What to do: Transcribe, word for word, every line from the one containing "Read out every word on this page." through the final line of the records, and omit the pictures.

Records supplied:

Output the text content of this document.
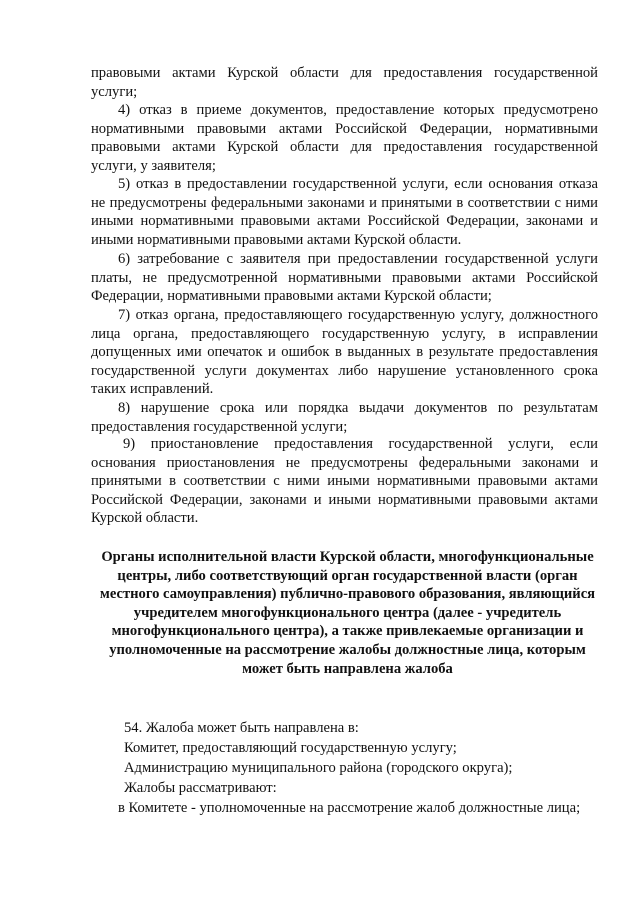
правовыми актами Курской области для предоставления государственной услуги;

4) отказ в приеме документов, предоставление которых предусмотрено нормативными правовыми актами Российской Федерации, нормативными правовыми актами Курской области для предоставления государственной услуги, у заявителя;

5) отказ в предоставлении государственной услуги, если основания отказа не предусмотрены федеральными законами и принятыми в соответствии с ними иными нормативными правовыми актами Российской Федерации, законами и иными нормативными правовыми актами Курской области.

6) затребование с заявителя при предоставлении государственной услуги платы, не предусмотренной нормативными правовыми актами Российской Федерации, нормативными правовыми актами Курской области;

7) отказ органа, предоставляющего государственную услугу, должностного лица органа, предоставляющего государственную услугу, в исправлении допущенных ими опечаток и ошибок в выданных в результате предоставления государственной услуги документах либо нарушение установленного срока таких исправлений.

8) нарушение срока или порядка выдачи документов по результатам предоставления государственной услуги;

9) приостановление предоставления государственной услуги, если основания приостановления не предусмотрены федеральными законами и принятыми в соответствии с ними иными нормативными правовыми актами Российской Федерации, законами и иными нормативными правовыми актами Курской области.

Органы исполнительной власти Курской области, многофункциональные центры, либо соответствующий орган государственной власти (орган местного самоуправления) публично-правового образования, являющийся учредителем многофункционального центра (далее - учредитель многофункционального центра), а также привлекаемые организации и уполномоченные на рассмотрение жалобы должностные лица, которым может быть направлена жалоба

54. Жалоба может быть направлена в:

Комитет, предоставляющий государственную услугу;

Администрацию муниципального района (городского округа);

Жалобы рассматривают:

в Комитете - уполномоченные на рассмотрение жалоб должностные лица;
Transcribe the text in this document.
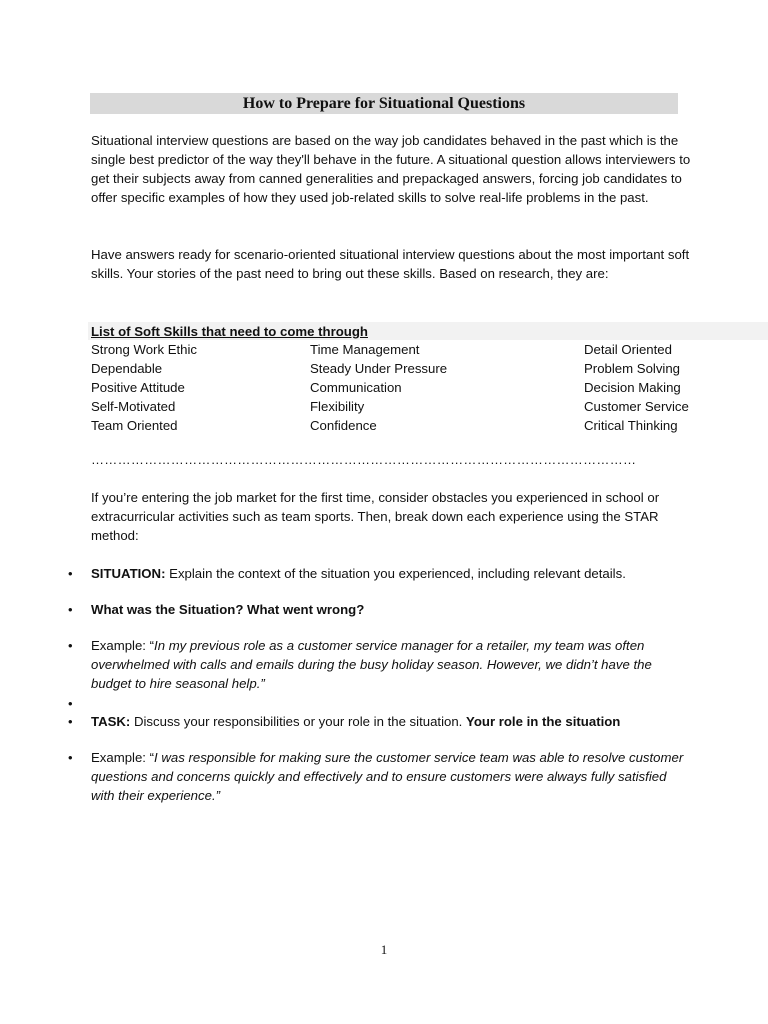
How to Prepare for Situational Questions
Situational interview questions are based on the way job candidates behaved in the past which is the single best predictor of the way they'll behave in the future. A situational question allows interviewers to get their subjects away from canned generalities and prepackaged answers, forcing job candidates to offer specific examples of how they used job-related skills to solve real-life problems in the past.
Have answers ready for scenario-oriented situational interview questions about the most important soft skills. Your stories of the past need to bring out these skills. Based on research, they are:
List of Soft Skills that need to come through
Strong Work Ethic
Dependable
Positive Attitude
Self-Motivated
Team Oriented
Time Management
Steady Under Pressure
Communication
Flexibility
Confidence
Detail Oriented
Problem Solving
Decision Making
Customer Service
Critical Thinking
……………………………………………………………………………………………………………
If you’re entering the job market for the first time, consider obstacles you experienced in school or extracurricular activities such as team sports. Then, break down each experience using the STAR method:
• SITUATION: Explain the context of the situation you experienced, including relevant details.
• What was the Situation? What went wrong?
• Example: “In my previous role as a customer service manager for a retailer, my team was often overwhelmed with calls and emails during the busy holiday season. However, we didn’t have the budget to hire seasonal help.”
•
• TASK: Discuss your responsibilities or your role in the situation. Your role in the situation
• Example: “I was responsible for making sure the customer service team was able to resolve customer questions and concerns quickly and effectively and to ensure customers were always fully satisfied with their experience.”
1
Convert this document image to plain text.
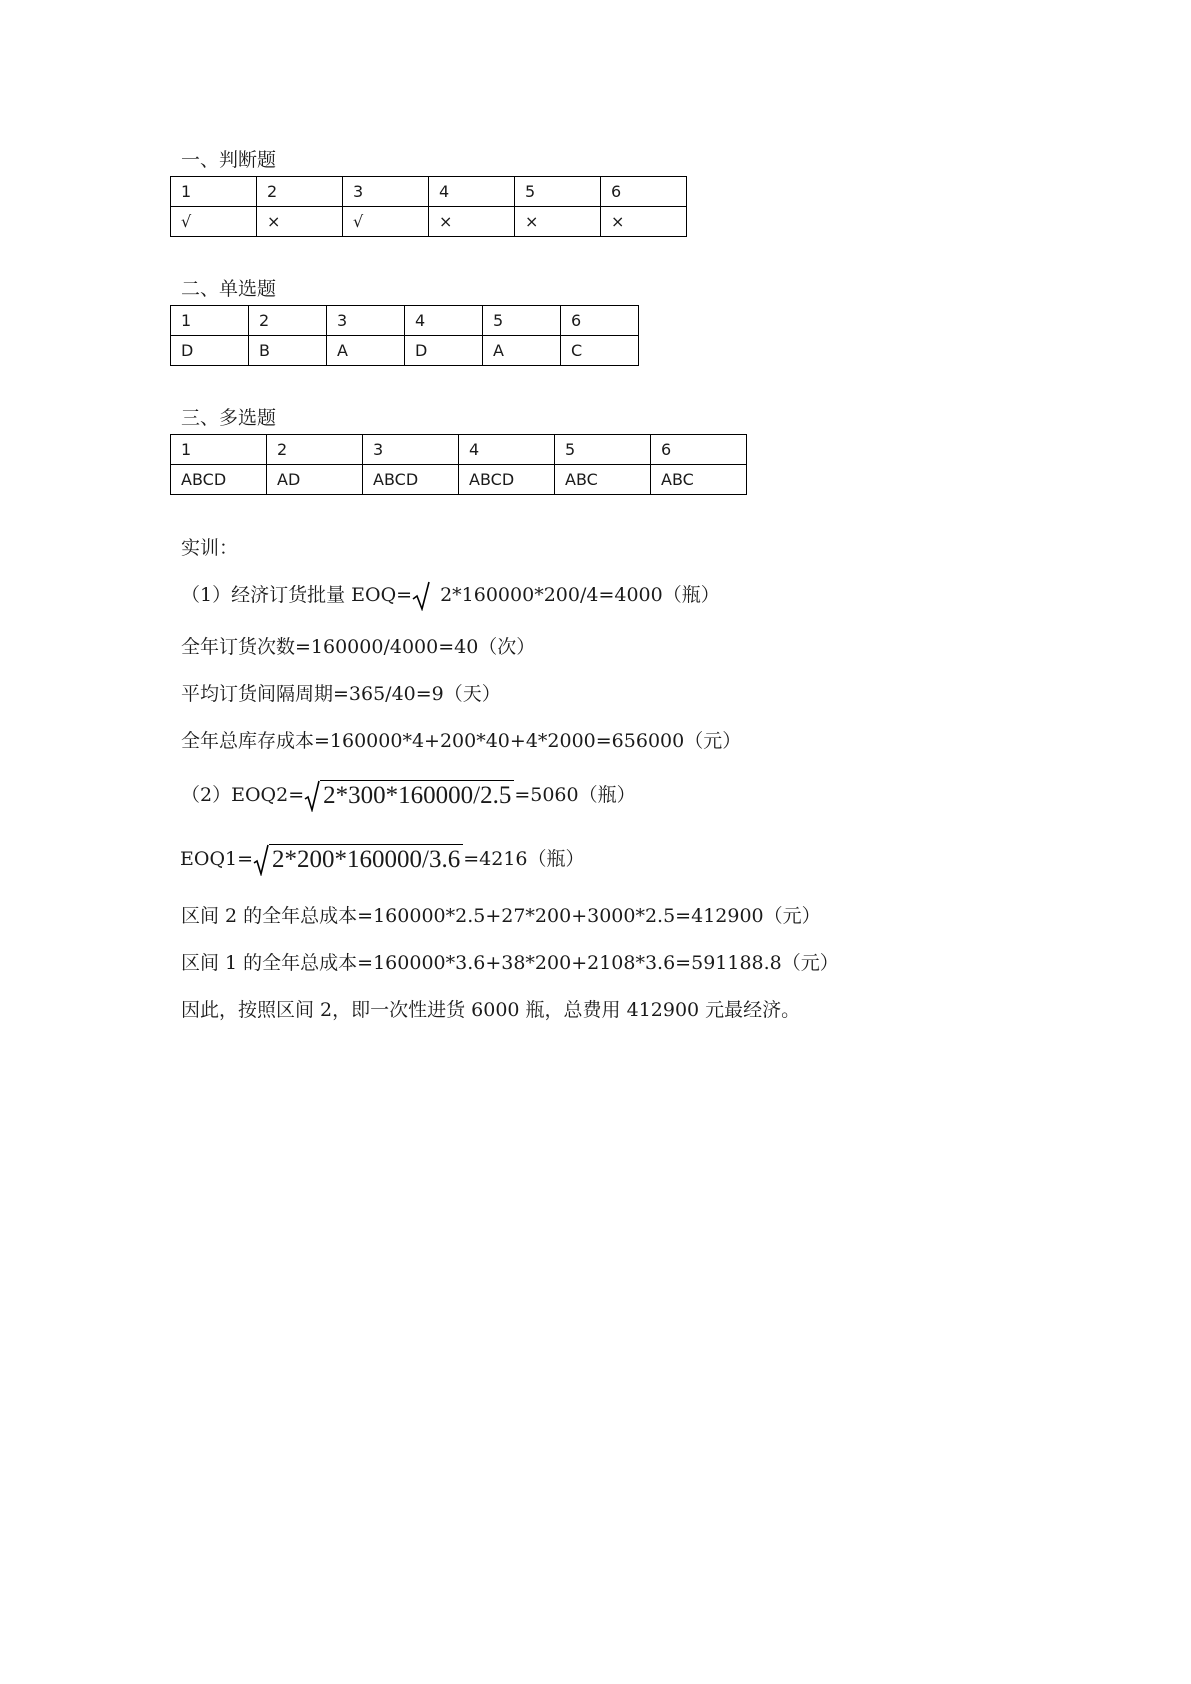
一、判断题
1	2	3	4	5	6
√	×	√	×	×	×
二、单选题
1	2	3	4	5	6
D	B	A	D	A	C
三、多选题
1	2	3	4	5	6
ABCD	AD	ABCD	ABCD	ABC	ABC
实训：
（1）经济订货批量 EOQ= 2*160000*200/4=4000（瓶）
全年订货次数=160000/4000=40（次）
平均订货间隔周期=365/40=9（天）
全年总库存成本=160000*4+200*40+4*2000=656000（元）
（2）EOQ2= 2*300*160000/2.5 =5060（瓶）
EOQ1= 2*200*160000/3.6 =4216（瓶）
区间 2 的全年总成本=160000*2.5+27*200+3000*2.5=412900（元）
区间 1 的全年总成本=160000*3.6+38*200+2108*3.6=591188.8（元）
因此，按照区间 2，即一次性进货 6000 瓶，总费用 412900 元最经济。
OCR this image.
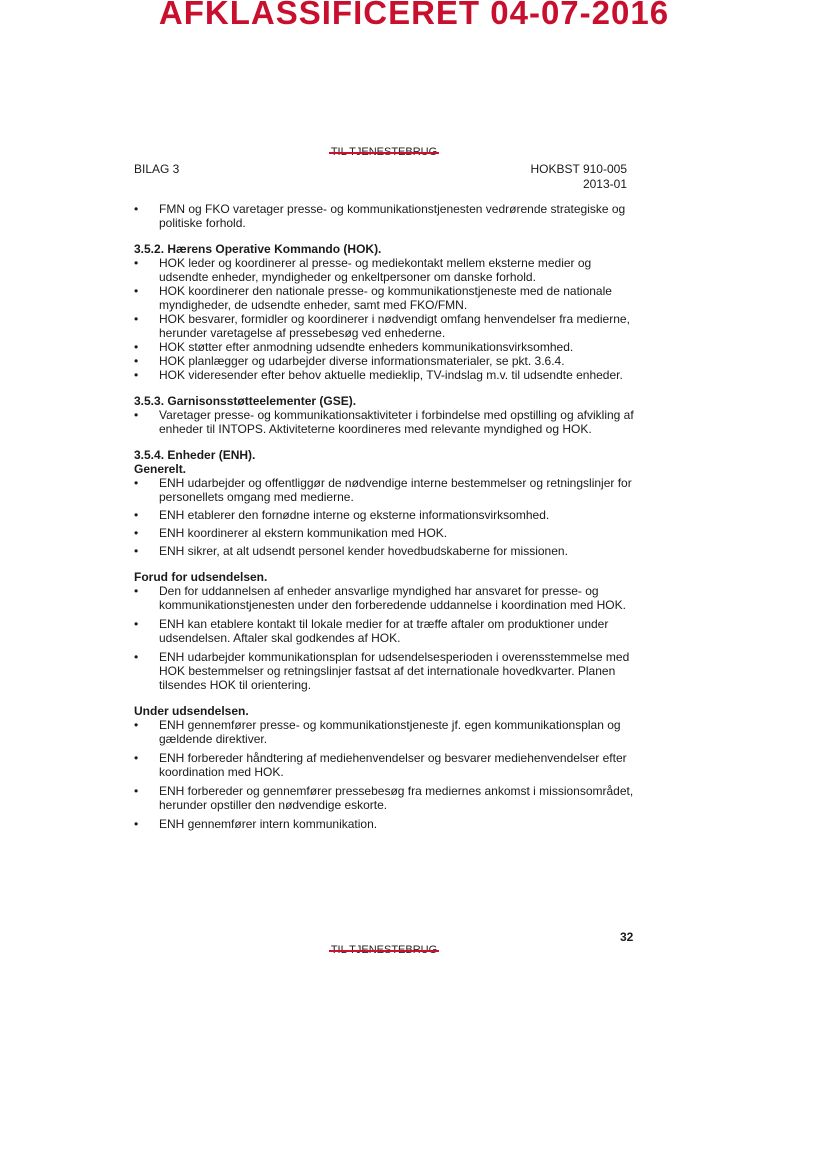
AFKLASSIFICERET 04-07-2016
TIL TJENESTEBRUG
BILAG 3	HOKBST 910-005
2013-01
• FMN og FKO varetager presse- og kommunikationstjenesten vedrørende strategiske og politiske forhold.

3.5.2. Hærens Operative Kommando (HOK).

• HOK leder og koordinerer al presse- og mediekontakt mellem eksterne medier og udsendte enheder, myndigheder og enkeltpersoner om danske forhold.
• HOK koordinerer den nationale presse- og kommunikationstjeneste med de nationale myndigheder, de udsendte enheder, samt med FKO/FMN.
• HOK besvarer, formidler og koordinerer i nødvendigt omfang henvendelser fra medierne, herunder varetagelse af pressebesøg ved enhederne.
• HOK støtter efter anmodning udsendte enheders kommunikationsvirksomhed.
• HOK planlægger og udarbejder diverse informationsmaterialer, se pkt. 3.6.4.
• HOK videresender efter behov aktuelle medieklip, TV-indslag m.v. til udsendte enheder.

3.5.3. Garnisonsstøtteelementer (GSE).

• Varetager presse- og kommunikationsaktiviteter i forbindelse med opstilling og afvikling af enheder til INTOPS. Aktiviteterne koordineres med relevante myndighed og HOK.

3.5.4. Enheder (ENH).

Generelt.

• ENH udarbejder og offentliggør de nødvendige interne bestemmelser og retningslinjer for personellets omgang med medierne.
• ENH etablerer den fornødne interne og eksterne informationsvirksomhed.
• ENH koordinerer al ekstern kommunikation med HOK.
• ENH sikrer, at alt udsendt personel kender hovedbudskaberne for missionen.

Forud for udsendelsen.

• Den for uddannelsen af enheder ansvarlige myndighed har ansvaret for presse- og kommunikationstjenesten under den forberedende uddannelse i koordination med HOK.
• ENH kan etablere kontakt til lokale medier for at træffe aftaler om produktioner under udsendelsen. Aftaler skal godkendes af HOK.
• ENH udarbejder kommunikationsplan for udsendelsesperioden i overensstemmelse med HOK bestemmelser og retningslinjer fastsat af det internationale hovedkvarter. Planen tilsendes HOK til orientering.

Under udsendelsen.

• ENH gennemfører presse- og kommunikationstjeneste jf. egen kommunikationsplan og gældende direktiver.
• ENH forbereder håndtering af mediehenvendelser og besvarer mediehenvendelser efter koordination med HOK.
• ENH forbereder og gennemfører pressebesøg fra mediernes ankomst i missionsområdet, herunder opstiller den nødvendige eskorte.
• ENH gennemfører intern kommunikation.
32
TIL TJENESTEBRUG
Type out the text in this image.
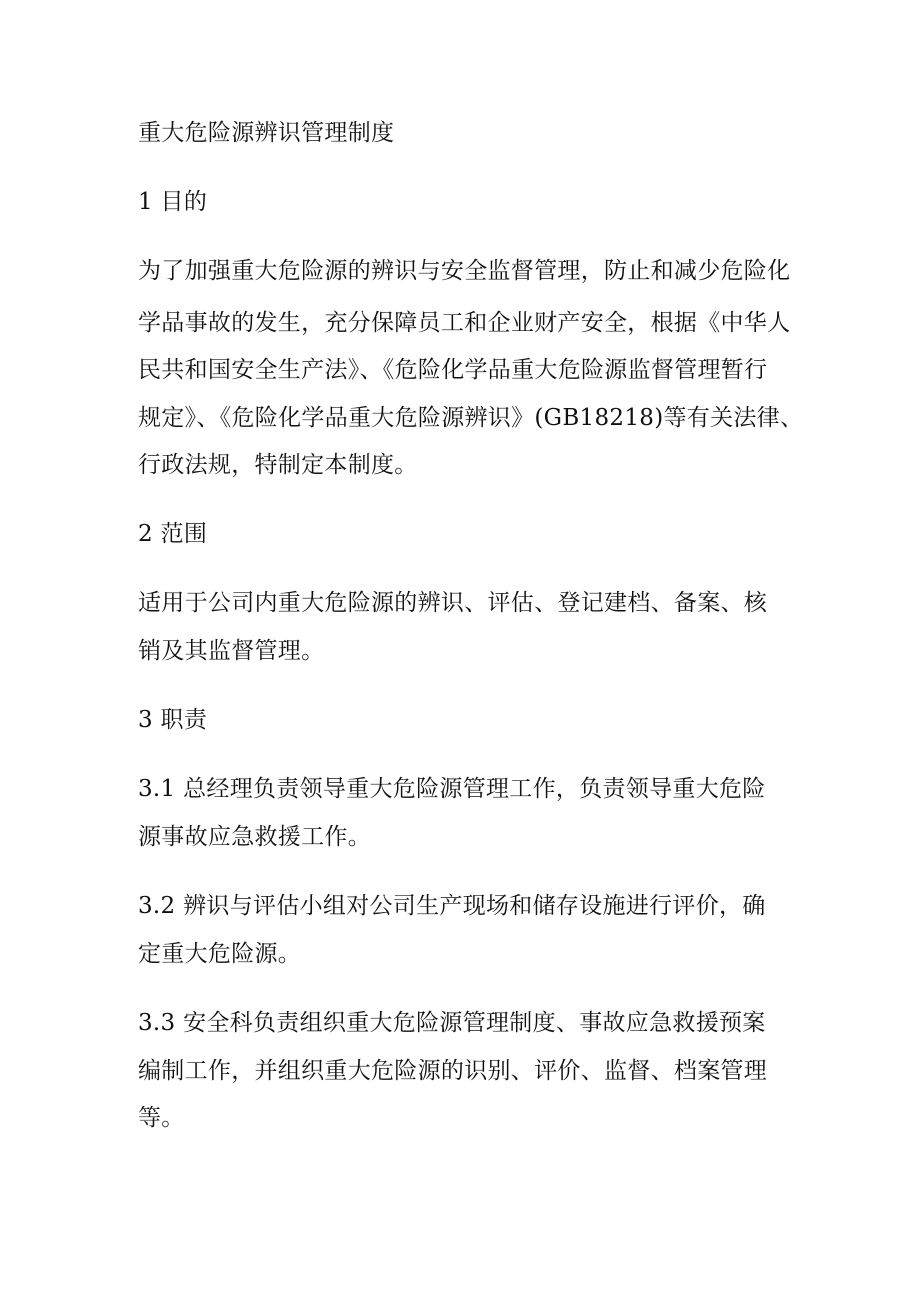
重大危险源辨识管理制度
1 目的
为了加强重大危险源的辨识与安全监督管理，防止和减少危险化
学品事故的发生，充分保障员工和企业财产安全，根据《中华人
民共和国安全生产法》、《危险化学品重大危险源监督管理暂行
规定》、《危险化学品重大危险源辨识》(GB18218)等有关法律、
行政法规，特制定本制度。
2 范围
适用于公司内重大危险源的辨识、评估、登记建档、备案、核
销及其监督管理。
3 职责
3.1 总经理负责领导重大危险源管理工作，负责领导重大危险
源事故应急救援工作。
3.2 辨识与评估小组对公司生产现场和储存设施进行评价，确
定重大危险源。
3.3 安全科负责组织重大危险源管理制度、事故应急救援预案
编制工作，并组织重大危险源的识别、评价、监督、档案管理
等。
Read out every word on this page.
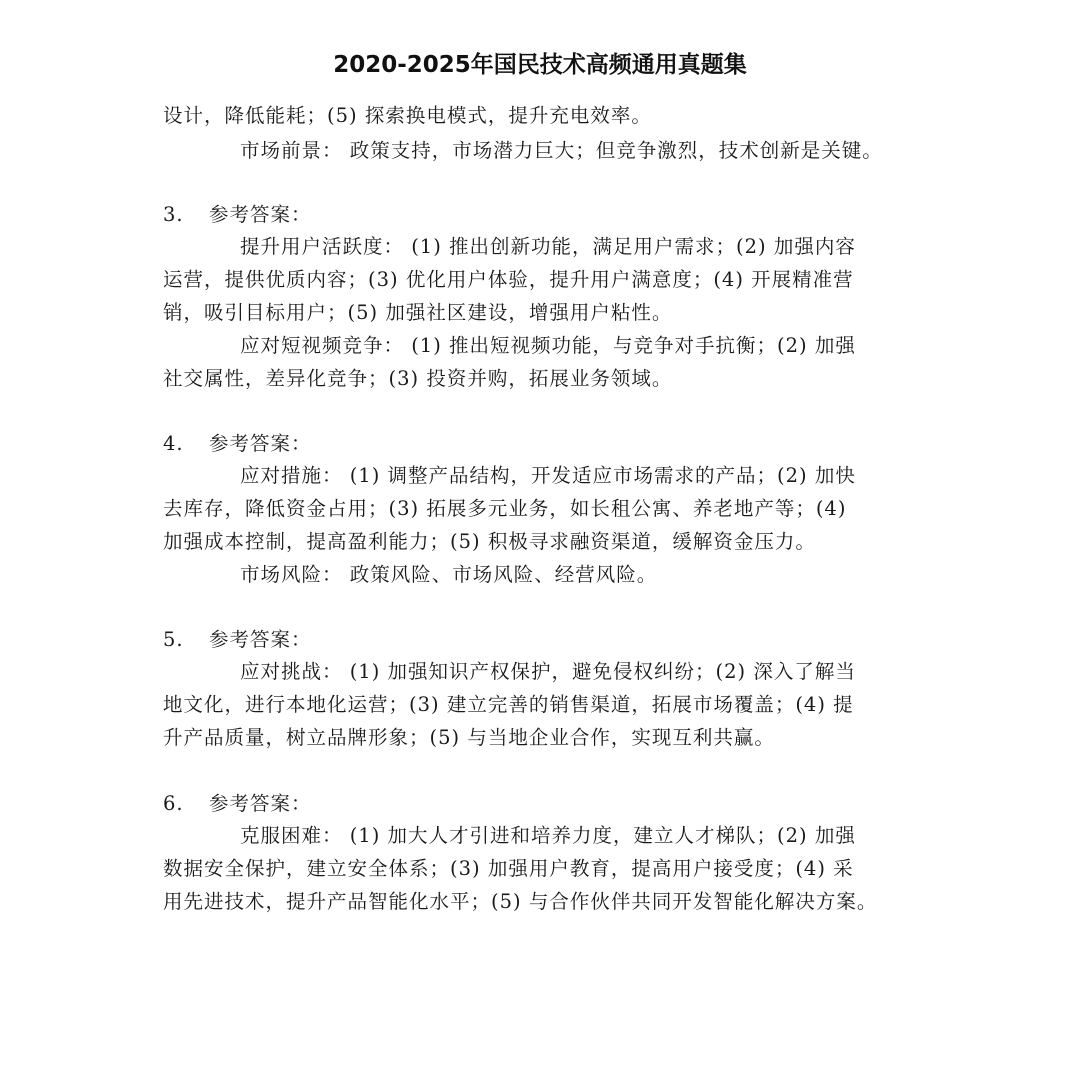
2020-2025年国民技术高频通用真题集
设计，降低能耗；(5) 探索换电模式，提升充电效率。
市场前景： 政策支持，市场潜力巨大；但竞争激烈，技术创新是关键。
3. 参考答案：
提升用户活跃度： (1) 推出创新功能，满足用户需求；(2) 加强内容
运营，提供优质内容；(3) 优化用户体验，提升用户满意度；(4) 开展精准营
销，吸引目标用户；(5) 加强社区建设，增强用户粘性。
应对短视频竞争： (1) 推出短视频功能，与竞争对手抗衡；(2) 加强
社交属性，差异化竞争；(3) 投资并购，拓展业务领域。
4. 参考答案：
应对措施： (1) 调整产品结构，开发适应市场需求的产品；(2) 加快
去库存，降低资金占用；(3) 拓展多元业务，如长租公寓、养老地产等；(4)
加强成本控制，提高盈利能力；(5) 积极寻求融资渠道，缓解资金压力。
市场风险： 政策风险、市场风险、经营风险。
5. 参考答案：
应对挑战： (1) 加强知识产权保护，避免侵权纠纷；(2) 深入了解当
地文化，进行本地化运营；(3) 建立完善的销售渠道，拓展市场覆盖；(4) 提
升产品质量，树立品牌形象；(5) 与当地企业合作，实现互利共赢。
6. 参考答案：
克服困难： (1) 加大人才引进和培养力度，建立人才梯队；(2) 加强
数据安全保护，建立安全体系；(3) 加强用户教育，提高用户接受度；(4) 采
用先进技术，提升产品智能化水平；(5) 与合作伙伴共同开发智能化解决方案。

Exercise output:
Read out every word on this page.
2020-2025年国民技术高频通用真题集
设计，降低能耗；(5) 探索换电模式，提升充电效率。
市场前景： 政策支持，市场潜力巨大；但竞争激烈，技术创新是关键。
3. 参考答案：
提升用户活跃度： (1) 推出创新功能，满足用户需求；(2) 加强内容
运营，提供优质内容；(3) 优化用户体验，提升用户满意度；(4) 开展精准营
销，吸引目标用户；(5) 加强社区建设，增强用户粘性。
应对短视频竞争： (1) 推出短视频功能，与竞争对手抗衡；(2) 加强
社交属性，差异化竞争；(3) 投资并购，拓展业务领域。
4. 参考答案：
应对措施： (1) 调整产品结构，开发适应市场需求的产品；(2) 加快
去库存，降低资金占用；(3) 拓展多元业务，如长租公寓、养老地产等；(4)
加强成本控制，提高盈利能力；(5) 积极寻求融资渠道，缓解资金压力。
市场风险： 政策风险、市场风险、经营风险。
5. 参考答案：
应对挑战： (1) 加强知识产权保护，避免侵权纠纷；(2) 深入了解当
地文化，进行本地化运营；(3) 建立完善的销售渠道，拓展市场覆盖；(4) 提
升产品质量，树立品牌形象；(5) 与当地企业合作，实现互利共赢。
6. 参考答案：
克服困难： (1) 加大人才引进和培养力度，建立人才梯队；(2) 加强
数据安全保护，建立安全体系；(3) 加强用户教育，提高用户接受度；(4) 采
用先进技术，提升产品智能化水平；(5) 与合作伙伴共同开发智能化解决方案。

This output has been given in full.